▶ WORK REQUIRED:
Some lines in the listing below may include the string "JSON". How many are there? Give only the number.

▶ INPUT MATERIAL:

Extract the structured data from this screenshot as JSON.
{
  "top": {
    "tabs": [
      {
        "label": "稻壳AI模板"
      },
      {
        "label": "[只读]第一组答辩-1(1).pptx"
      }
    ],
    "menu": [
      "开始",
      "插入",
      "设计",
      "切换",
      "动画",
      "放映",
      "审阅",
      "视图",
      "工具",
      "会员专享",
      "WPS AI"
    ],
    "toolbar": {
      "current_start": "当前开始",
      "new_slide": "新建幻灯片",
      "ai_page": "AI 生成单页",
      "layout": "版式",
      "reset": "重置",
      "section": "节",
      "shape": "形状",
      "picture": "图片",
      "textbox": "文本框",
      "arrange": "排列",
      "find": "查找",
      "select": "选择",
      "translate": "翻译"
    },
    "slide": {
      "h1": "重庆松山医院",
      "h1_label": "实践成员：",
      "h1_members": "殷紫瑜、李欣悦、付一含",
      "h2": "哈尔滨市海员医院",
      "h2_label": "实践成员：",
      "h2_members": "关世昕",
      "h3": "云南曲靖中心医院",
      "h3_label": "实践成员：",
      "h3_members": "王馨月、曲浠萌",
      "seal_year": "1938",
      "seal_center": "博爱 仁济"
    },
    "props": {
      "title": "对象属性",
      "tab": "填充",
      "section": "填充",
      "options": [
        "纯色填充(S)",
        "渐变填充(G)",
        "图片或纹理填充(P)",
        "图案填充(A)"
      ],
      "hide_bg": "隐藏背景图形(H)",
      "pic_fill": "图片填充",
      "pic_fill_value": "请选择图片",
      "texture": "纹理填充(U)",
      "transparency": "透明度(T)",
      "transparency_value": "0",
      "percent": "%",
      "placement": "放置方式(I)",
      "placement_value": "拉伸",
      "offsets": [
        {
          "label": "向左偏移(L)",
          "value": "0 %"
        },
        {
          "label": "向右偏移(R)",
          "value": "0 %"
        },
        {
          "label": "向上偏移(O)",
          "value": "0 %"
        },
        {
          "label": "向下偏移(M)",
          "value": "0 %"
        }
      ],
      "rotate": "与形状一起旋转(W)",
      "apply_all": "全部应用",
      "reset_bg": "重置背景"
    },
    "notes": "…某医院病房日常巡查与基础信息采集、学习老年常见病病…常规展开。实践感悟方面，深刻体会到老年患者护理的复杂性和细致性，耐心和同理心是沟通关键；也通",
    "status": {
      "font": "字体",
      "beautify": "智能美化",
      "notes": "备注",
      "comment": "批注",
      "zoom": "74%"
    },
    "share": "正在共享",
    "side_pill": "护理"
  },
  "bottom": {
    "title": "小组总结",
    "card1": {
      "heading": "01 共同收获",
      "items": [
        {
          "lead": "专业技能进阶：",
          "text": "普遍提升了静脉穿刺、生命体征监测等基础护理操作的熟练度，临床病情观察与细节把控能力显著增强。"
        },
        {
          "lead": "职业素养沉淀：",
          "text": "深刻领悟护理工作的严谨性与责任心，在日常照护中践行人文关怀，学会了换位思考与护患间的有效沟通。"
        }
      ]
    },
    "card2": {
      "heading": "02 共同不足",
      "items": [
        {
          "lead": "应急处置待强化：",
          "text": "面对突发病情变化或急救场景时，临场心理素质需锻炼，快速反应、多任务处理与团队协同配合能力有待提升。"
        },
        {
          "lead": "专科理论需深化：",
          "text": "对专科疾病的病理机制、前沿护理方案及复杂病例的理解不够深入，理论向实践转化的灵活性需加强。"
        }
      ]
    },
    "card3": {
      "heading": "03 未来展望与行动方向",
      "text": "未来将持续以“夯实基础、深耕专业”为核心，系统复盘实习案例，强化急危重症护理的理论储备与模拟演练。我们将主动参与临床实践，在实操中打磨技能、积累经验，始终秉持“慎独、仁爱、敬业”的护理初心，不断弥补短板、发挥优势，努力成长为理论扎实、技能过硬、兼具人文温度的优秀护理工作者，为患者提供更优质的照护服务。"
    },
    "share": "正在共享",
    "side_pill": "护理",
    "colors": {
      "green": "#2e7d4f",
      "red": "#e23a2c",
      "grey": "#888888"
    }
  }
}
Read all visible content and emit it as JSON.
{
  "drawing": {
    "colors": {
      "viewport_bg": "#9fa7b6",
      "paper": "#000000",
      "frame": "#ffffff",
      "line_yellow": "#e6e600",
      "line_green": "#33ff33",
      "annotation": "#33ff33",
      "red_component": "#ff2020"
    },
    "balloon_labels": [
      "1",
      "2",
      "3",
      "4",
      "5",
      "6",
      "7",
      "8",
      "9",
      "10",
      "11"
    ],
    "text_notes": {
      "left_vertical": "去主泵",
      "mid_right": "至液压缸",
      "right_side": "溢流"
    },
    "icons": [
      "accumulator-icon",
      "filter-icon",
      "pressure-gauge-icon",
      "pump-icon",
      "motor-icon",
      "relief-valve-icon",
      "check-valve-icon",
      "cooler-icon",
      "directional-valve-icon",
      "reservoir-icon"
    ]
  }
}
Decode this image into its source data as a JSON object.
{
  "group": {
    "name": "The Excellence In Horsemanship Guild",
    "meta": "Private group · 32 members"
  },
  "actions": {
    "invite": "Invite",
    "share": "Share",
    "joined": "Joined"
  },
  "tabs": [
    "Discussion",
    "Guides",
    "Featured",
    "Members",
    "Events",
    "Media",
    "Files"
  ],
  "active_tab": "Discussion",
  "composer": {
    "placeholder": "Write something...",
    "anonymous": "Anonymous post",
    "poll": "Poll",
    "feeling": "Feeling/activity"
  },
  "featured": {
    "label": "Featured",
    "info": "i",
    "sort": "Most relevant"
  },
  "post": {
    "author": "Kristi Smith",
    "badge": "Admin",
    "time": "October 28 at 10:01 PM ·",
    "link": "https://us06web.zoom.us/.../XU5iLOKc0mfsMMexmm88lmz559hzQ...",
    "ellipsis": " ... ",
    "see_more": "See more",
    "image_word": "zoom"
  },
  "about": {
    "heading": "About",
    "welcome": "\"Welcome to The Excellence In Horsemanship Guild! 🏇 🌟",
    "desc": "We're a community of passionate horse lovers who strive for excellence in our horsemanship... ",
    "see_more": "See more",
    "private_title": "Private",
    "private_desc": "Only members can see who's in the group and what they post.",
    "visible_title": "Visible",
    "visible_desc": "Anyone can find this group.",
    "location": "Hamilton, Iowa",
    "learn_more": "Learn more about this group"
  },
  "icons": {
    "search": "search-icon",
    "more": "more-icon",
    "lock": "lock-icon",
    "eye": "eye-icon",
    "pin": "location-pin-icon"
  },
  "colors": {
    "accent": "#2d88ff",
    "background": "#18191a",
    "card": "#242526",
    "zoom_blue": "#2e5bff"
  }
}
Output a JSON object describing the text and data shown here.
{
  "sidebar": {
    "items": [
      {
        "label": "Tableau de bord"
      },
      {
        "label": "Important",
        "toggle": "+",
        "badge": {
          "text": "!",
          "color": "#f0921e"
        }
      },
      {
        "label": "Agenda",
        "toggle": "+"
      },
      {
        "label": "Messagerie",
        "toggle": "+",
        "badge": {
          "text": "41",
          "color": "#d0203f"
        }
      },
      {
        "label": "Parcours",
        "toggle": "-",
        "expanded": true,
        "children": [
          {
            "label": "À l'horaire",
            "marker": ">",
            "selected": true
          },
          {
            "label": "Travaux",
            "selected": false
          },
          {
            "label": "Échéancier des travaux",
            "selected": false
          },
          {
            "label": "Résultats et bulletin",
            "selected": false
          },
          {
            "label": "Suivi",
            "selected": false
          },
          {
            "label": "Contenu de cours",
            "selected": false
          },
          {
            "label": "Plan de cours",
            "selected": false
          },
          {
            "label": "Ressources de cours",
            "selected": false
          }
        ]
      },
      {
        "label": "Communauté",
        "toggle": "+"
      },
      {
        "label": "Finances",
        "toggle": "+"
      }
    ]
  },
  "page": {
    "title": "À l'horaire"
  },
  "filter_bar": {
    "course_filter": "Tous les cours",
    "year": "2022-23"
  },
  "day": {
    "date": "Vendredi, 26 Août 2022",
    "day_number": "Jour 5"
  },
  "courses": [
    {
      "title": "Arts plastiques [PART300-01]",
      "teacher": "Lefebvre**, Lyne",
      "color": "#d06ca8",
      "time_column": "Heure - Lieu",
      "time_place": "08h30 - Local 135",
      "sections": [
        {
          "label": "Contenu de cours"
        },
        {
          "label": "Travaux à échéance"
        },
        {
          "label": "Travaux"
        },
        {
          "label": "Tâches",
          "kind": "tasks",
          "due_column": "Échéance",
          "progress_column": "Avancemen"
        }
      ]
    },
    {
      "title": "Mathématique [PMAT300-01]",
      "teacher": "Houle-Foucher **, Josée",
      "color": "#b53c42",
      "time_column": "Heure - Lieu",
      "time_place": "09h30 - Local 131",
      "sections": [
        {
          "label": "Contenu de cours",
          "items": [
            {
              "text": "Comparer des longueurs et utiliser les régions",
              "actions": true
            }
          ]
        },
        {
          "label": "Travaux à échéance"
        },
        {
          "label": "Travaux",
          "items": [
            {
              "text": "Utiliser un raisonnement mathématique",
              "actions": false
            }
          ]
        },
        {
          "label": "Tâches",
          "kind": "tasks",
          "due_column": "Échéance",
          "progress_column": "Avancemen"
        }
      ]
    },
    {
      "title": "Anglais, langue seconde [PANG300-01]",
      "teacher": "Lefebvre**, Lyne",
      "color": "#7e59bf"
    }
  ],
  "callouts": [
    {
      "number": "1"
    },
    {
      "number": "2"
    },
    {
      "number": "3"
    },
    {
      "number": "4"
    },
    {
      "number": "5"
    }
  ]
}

▶ RESULT:
4